Stated goal
Below is a listing. Gather each line of it that contains "mail".

+===+

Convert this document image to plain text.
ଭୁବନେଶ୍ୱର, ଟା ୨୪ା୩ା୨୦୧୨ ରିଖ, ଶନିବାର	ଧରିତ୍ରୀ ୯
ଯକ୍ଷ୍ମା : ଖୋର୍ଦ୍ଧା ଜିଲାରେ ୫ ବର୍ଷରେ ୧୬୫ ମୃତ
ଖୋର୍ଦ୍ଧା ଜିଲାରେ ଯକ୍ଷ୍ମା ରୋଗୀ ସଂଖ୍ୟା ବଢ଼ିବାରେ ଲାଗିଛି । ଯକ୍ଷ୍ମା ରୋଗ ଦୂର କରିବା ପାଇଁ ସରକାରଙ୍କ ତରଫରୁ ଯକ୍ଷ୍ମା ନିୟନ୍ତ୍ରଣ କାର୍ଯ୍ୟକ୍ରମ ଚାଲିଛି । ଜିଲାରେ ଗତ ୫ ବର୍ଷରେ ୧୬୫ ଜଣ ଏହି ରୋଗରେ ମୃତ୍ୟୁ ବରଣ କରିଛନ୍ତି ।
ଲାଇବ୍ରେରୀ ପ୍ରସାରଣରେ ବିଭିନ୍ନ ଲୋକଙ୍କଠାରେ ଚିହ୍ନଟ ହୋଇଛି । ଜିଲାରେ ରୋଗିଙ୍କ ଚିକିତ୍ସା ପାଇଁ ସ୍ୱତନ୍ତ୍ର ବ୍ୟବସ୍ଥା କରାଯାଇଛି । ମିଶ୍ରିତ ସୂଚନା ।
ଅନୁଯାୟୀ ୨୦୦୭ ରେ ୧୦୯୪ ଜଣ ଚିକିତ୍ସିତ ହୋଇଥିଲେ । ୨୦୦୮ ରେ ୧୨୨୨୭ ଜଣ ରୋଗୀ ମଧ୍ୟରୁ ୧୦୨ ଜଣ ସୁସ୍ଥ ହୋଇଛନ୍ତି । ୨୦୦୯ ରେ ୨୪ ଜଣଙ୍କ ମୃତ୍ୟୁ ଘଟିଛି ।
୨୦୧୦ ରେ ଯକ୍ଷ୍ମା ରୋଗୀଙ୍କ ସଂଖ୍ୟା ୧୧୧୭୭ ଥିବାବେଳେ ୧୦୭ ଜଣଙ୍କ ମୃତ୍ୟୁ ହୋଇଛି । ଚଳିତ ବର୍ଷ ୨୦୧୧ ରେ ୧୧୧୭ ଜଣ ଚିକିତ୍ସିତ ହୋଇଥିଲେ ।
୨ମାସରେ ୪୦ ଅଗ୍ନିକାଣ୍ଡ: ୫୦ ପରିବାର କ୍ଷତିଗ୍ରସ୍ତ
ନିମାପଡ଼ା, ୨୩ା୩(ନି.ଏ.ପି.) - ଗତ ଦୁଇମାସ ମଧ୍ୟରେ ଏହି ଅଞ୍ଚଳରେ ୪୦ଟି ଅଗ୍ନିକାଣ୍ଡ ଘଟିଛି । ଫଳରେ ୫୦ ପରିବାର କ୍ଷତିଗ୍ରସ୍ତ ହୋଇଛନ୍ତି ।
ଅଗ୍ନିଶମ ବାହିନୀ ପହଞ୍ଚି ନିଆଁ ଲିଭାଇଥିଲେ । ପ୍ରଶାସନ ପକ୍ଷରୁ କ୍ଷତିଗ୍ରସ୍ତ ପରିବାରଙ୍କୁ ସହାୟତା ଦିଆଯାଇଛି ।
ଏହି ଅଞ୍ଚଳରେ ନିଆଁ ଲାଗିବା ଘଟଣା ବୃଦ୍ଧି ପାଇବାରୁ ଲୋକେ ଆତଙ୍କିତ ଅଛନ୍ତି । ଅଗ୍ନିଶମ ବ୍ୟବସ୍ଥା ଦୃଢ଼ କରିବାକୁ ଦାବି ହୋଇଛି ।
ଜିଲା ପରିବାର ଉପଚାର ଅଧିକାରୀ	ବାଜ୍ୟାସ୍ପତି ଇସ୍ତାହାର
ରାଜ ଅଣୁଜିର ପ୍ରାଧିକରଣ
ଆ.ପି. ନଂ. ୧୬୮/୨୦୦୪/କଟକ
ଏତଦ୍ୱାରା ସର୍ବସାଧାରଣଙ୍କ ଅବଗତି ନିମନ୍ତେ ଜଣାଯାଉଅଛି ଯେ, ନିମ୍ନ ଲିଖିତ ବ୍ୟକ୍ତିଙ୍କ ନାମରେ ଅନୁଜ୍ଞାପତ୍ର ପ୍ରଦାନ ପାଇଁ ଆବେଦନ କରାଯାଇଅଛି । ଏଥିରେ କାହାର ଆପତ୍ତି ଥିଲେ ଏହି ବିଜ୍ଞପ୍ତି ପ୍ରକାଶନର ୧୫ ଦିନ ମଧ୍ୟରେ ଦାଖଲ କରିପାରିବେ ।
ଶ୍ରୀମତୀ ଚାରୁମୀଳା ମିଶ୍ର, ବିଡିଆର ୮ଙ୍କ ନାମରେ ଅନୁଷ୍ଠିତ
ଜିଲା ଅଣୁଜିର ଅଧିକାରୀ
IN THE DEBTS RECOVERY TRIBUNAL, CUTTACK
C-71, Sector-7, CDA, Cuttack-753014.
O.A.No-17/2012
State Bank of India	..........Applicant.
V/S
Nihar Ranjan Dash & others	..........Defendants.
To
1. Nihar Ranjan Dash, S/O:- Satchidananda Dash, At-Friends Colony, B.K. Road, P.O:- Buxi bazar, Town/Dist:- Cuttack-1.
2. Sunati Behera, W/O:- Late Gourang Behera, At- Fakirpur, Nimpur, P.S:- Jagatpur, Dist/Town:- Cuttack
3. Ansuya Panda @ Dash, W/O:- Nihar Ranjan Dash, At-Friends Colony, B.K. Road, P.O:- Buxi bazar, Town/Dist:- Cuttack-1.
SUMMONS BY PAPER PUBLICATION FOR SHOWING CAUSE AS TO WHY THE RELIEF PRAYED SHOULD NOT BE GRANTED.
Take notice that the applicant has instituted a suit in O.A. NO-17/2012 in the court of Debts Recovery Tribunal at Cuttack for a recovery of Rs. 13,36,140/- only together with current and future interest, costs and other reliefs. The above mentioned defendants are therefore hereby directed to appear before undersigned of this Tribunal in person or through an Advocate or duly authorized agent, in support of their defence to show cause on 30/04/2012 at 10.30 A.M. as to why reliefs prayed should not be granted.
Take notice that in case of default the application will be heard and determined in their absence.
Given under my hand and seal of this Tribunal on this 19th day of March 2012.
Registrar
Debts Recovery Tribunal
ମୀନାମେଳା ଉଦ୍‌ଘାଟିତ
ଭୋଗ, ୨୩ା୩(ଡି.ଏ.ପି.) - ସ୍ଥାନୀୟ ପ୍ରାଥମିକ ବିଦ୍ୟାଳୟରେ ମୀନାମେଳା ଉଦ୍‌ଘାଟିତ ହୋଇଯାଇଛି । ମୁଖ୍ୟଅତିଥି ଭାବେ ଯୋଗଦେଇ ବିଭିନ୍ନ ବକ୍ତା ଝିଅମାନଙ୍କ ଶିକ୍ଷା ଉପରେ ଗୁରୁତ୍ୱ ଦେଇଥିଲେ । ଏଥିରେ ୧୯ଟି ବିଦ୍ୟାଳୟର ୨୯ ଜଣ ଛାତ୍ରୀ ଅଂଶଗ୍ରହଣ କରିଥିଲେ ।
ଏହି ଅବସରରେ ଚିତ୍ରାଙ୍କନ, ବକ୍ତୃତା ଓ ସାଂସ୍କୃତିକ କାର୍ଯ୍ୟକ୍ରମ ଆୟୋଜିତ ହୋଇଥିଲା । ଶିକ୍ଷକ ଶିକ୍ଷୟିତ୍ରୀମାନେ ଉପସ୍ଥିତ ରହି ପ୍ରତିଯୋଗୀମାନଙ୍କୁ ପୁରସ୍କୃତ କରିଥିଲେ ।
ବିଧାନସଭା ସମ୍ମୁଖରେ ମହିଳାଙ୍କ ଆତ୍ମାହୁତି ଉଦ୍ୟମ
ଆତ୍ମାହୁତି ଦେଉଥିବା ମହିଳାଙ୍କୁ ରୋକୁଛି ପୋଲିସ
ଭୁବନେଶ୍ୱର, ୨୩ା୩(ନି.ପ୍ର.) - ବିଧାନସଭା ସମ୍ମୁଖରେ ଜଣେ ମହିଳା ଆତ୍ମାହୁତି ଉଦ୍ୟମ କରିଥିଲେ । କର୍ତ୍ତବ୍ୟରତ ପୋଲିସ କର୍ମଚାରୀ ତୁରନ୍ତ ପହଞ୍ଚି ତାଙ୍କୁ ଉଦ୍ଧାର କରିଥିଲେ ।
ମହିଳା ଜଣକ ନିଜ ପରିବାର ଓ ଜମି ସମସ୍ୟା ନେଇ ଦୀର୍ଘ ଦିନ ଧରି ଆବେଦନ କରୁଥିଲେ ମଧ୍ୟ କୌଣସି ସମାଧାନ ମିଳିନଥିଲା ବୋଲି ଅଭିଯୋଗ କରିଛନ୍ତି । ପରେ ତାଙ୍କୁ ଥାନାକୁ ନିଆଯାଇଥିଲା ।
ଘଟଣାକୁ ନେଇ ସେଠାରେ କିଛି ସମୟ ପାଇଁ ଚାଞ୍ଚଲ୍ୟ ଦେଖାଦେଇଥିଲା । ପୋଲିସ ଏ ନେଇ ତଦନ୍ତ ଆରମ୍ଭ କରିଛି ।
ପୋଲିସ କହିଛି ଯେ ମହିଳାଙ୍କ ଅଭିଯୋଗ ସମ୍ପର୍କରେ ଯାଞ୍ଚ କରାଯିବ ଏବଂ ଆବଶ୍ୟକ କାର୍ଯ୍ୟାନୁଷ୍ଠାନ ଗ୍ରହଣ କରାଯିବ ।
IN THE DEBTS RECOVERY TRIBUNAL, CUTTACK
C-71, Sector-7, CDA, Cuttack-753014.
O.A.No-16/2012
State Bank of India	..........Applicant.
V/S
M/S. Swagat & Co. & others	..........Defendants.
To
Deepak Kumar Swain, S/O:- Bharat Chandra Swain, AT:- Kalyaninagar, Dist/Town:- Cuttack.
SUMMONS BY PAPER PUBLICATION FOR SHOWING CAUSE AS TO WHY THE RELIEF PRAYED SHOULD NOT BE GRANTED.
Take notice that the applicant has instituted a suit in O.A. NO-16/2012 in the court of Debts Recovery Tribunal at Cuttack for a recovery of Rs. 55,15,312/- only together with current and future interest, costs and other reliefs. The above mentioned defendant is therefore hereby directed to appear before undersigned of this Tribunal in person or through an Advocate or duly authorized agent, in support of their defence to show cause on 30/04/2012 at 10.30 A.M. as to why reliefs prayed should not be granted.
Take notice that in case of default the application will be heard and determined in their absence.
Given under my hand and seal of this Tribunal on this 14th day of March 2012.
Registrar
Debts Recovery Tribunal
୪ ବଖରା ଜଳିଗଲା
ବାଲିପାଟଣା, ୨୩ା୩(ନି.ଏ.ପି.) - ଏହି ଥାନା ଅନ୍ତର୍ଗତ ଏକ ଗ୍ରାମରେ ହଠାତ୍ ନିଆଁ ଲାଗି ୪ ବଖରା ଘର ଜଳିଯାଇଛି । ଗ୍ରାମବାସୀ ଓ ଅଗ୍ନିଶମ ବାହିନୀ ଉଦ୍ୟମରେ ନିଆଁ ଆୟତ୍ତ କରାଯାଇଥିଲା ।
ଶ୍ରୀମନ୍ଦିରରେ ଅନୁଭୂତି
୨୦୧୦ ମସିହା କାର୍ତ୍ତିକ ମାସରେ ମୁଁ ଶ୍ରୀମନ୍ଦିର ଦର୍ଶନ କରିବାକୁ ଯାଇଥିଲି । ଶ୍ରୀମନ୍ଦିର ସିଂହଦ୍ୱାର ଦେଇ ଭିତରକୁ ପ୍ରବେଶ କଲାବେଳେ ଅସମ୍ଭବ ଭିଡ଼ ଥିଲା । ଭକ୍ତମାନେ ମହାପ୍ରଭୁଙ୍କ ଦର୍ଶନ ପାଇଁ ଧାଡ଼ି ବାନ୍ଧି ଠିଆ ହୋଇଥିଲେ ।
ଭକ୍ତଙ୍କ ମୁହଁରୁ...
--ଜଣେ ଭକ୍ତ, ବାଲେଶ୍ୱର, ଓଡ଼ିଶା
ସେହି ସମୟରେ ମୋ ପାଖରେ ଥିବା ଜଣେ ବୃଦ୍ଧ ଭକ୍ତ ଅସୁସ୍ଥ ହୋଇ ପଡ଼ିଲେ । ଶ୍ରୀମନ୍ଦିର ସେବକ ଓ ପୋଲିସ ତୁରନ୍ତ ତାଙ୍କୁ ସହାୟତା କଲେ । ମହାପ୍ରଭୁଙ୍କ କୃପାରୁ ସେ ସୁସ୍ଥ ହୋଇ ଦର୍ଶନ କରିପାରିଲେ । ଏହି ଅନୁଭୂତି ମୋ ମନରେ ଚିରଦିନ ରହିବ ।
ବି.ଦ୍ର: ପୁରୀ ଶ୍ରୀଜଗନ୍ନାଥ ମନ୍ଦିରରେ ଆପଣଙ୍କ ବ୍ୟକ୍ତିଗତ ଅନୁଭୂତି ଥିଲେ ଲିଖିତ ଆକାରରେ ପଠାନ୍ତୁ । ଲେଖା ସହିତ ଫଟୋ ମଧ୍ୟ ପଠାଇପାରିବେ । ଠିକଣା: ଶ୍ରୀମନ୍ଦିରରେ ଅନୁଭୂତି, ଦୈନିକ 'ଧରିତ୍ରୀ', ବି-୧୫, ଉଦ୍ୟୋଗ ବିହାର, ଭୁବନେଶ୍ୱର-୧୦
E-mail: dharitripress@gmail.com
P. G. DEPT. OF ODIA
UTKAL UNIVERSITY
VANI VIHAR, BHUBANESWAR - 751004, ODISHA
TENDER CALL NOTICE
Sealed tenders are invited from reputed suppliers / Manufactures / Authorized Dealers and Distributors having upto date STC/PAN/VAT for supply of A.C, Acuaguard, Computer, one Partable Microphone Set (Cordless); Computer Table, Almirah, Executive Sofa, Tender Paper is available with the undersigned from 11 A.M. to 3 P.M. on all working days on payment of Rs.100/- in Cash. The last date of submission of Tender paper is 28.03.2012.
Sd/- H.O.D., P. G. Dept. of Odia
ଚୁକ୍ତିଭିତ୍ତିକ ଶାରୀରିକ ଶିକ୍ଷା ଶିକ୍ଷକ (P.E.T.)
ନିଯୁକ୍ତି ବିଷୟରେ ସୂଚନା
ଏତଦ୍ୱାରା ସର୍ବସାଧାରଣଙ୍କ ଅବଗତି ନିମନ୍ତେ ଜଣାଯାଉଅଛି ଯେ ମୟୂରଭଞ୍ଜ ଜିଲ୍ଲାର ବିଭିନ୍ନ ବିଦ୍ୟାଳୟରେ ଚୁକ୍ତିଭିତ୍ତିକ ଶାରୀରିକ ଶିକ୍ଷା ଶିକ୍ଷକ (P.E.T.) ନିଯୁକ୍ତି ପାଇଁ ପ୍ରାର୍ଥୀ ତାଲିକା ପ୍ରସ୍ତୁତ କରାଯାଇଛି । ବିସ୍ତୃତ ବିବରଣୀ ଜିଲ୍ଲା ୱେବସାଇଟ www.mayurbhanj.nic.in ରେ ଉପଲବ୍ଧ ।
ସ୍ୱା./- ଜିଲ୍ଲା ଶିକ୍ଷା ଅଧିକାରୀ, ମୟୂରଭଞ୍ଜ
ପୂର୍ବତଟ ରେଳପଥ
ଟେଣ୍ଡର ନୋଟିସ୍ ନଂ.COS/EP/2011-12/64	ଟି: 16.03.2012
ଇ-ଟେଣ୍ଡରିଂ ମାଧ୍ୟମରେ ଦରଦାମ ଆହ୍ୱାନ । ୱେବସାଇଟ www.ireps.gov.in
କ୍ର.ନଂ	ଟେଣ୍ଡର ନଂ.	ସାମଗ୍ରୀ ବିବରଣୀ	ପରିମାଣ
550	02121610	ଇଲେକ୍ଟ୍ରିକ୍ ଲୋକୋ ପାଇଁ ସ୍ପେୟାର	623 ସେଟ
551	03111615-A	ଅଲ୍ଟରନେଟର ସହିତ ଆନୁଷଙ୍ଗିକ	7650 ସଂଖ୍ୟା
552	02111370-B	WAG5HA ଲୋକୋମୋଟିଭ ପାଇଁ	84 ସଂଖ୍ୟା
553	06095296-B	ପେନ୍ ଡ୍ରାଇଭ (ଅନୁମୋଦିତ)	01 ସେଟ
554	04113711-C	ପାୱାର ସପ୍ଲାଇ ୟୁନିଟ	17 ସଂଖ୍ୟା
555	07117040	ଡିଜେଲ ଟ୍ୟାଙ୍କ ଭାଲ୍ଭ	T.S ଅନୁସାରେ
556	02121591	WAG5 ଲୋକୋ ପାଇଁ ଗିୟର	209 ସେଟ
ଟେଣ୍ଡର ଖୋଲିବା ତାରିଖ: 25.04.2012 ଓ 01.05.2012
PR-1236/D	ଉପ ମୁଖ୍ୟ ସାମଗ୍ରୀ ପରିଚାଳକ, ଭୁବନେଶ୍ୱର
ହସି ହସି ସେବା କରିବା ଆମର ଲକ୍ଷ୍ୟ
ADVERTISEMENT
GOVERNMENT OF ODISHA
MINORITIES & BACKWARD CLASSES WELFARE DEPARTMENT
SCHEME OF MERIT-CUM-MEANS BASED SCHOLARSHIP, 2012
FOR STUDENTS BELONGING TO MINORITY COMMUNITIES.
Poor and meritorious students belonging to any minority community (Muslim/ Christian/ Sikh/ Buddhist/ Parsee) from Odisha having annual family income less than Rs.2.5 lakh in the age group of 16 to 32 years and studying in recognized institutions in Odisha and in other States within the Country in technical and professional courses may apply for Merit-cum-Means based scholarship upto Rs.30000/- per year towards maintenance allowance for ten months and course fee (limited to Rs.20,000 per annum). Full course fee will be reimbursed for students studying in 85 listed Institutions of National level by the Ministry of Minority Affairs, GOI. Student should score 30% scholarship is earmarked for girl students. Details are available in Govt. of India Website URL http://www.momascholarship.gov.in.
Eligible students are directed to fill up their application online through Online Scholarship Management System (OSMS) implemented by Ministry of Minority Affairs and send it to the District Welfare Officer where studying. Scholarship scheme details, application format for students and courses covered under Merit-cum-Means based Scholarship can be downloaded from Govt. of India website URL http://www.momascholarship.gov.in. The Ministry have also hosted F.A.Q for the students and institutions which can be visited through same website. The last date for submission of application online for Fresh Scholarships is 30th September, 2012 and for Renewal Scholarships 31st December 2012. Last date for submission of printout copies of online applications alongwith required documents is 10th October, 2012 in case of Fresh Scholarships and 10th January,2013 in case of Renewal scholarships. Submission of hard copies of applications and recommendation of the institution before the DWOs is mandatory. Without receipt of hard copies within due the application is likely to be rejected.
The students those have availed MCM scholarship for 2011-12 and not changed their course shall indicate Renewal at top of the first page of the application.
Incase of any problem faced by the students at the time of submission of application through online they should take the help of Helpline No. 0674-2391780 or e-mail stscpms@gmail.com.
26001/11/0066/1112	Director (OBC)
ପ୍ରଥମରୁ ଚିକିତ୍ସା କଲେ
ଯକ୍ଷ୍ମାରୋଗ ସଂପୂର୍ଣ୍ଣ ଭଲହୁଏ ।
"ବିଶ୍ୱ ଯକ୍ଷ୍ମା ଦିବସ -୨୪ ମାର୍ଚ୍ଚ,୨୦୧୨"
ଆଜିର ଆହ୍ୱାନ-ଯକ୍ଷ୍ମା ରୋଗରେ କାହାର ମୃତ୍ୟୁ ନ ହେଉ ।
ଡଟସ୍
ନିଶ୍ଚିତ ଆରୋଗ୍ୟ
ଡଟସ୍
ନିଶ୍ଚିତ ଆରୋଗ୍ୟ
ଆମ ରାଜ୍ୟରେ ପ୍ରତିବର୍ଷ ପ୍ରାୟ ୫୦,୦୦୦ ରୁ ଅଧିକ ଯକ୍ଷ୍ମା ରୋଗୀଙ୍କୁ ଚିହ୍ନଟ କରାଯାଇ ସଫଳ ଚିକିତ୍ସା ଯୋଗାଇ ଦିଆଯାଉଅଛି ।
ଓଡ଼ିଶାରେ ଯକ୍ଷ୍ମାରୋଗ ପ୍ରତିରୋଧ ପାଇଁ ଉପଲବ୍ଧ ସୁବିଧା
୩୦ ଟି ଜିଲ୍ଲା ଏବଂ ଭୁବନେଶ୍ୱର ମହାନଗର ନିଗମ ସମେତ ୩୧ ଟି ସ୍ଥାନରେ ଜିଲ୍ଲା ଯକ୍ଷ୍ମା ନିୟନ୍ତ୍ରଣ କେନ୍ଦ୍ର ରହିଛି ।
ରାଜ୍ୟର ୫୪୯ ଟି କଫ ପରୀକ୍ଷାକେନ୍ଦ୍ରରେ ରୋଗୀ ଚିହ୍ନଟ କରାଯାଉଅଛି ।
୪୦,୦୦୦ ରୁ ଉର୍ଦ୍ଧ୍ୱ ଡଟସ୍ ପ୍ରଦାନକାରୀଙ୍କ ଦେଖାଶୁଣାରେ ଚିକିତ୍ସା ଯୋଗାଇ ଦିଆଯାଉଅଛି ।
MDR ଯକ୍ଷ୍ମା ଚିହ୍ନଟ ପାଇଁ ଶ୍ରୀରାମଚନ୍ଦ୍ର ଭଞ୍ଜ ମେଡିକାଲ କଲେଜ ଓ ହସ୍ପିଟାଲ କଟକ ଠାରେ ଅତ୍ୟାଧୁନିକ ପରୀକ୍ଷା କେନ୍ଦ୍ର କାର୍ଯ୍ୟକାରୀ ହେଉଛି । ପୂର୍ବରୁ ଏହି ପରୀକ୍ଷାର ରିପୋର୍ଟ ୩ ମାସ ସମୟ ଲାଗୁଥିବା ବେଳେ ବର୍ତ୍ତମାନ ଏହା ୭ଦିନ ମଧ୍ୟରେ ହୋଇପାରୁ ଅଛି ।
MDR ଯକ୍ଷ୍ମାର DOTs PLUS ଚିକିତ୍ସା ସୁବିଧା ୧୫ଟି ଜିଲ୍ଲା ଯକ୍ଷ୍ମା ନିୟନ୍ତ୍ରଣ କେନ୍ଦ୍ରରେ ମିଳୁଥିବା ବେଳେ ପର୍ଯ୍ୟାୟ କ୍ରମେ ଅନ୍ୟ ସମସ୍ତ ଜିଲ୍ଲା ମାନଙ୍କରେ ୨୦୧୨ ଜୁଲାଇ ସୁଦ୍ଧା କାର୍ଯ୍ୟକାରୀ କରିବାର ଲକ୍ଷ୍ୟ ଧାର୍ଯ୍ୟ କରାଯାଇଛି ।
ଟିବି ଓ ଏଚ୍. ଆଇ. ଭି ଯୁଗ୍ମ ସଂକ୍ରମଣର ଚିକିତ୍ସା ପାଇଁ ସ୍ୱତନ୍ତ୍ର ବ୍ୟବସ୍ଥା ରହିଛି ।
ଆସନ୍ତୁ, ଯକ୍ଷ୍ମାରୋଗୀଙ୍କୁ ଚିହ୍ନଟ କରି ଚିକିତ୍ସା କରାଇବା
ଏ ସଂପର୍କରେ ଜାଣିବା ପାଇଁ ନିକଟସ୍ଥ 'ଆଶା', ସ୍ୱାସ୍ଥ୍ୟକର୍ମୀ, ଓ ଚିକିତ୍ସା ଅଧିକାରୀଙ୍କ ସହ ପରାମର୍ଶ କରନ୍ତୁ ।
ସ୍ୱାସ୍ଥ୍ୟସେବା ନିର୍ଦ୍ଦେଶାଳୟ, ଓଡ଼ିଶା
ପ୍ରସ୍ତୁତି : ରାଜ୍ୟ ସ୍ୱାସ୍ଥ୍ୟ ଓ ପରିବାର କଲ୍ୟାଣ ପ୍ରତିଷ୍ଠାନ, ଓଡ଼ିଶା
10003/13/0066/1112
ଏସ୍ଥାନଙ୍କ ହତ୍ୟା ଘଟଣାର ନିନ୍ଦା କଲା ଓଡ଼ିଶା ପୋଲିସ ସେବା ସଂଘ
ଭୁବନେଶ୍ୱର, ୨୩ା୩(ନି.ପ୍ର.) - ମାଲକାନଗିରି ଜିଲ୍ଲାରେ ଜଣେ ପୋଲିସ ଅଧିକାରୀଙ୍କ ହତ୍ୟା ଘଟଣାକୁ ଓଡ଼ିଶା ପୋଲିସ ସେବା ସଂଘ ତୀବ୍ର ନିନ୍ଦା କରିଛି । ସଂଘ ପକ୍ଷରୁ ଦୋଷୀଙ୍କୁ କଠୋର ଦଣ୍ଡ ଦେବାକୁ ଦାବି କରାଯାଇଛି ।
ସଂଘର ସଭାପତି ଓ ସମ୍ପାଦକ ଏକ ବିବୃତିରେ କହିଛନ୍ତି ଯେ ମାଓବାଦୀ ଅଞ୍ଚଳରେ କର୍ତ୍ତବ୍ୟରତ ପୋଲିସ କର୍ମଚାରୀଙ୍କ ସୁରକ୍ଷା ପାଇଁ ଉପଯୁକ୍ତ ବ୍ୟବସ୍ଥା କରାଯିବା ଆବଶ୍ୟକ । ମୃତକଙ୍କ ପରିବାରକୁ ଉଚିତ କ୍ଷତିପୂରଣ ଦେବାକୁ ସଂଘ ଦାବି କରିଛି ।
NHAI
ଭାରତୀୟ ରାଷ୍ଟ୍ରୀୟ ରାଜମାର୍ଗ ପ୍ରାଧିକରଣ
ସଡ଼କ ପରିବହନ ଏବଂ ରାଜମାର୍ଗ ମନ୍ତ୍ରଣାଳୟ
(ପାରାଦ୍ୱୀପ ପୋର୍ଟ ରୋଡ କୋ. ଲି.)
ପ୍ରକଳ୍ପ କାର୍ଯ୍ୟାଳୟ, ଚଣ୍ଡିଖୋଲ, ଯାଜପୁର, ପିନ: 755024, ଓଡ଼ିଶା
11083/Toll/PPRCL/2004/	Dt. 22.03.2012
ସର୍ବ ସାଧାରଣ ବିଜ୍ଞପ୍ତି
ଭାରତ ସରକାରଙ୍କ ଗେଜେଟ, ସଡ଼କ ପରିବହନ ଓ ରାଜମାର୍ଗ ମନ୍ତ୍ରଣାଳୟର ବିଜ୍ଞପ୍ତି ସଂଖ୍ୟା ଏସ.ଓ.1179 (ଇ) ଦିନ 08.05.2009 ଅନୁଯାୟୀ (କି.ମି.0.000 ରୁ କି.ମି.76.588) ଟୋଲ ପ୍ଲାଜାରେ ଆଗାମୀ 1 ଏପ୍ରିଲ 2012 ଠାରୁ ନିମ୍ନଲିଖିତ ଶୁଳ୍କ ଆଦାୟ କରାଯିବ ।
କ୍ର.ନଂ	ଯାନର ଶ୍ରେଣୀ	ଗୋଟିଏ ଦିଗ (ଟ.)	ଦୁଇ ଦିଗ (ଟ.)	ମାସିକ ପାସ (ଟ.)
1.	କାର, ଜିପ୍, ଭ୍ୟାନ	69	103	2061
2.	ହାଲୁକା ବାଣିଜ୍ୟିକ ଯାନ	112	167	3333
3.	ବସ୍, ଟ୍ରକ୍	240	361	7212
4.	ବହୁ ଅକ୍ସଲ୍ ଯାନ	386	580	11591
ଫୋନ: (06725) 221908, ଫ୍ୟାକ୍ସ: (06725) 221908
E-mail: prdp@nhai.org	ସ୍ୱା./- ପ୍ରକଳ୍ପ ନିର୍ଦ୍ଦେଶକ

+===+

Response for this exercise
E-mail: dharitripress@gmail.com
Incase of any problem faced by the students at the time of submission of application through online they should take the help of Helpline No. 0674-2391780 or e-mail stscpms@gmail.com.
E-mail: prdp@nhai.org	ସ୍ୱା./- ପ୍ରକଳ୍ପ ନିର୍ଦ୍ଦେଶକ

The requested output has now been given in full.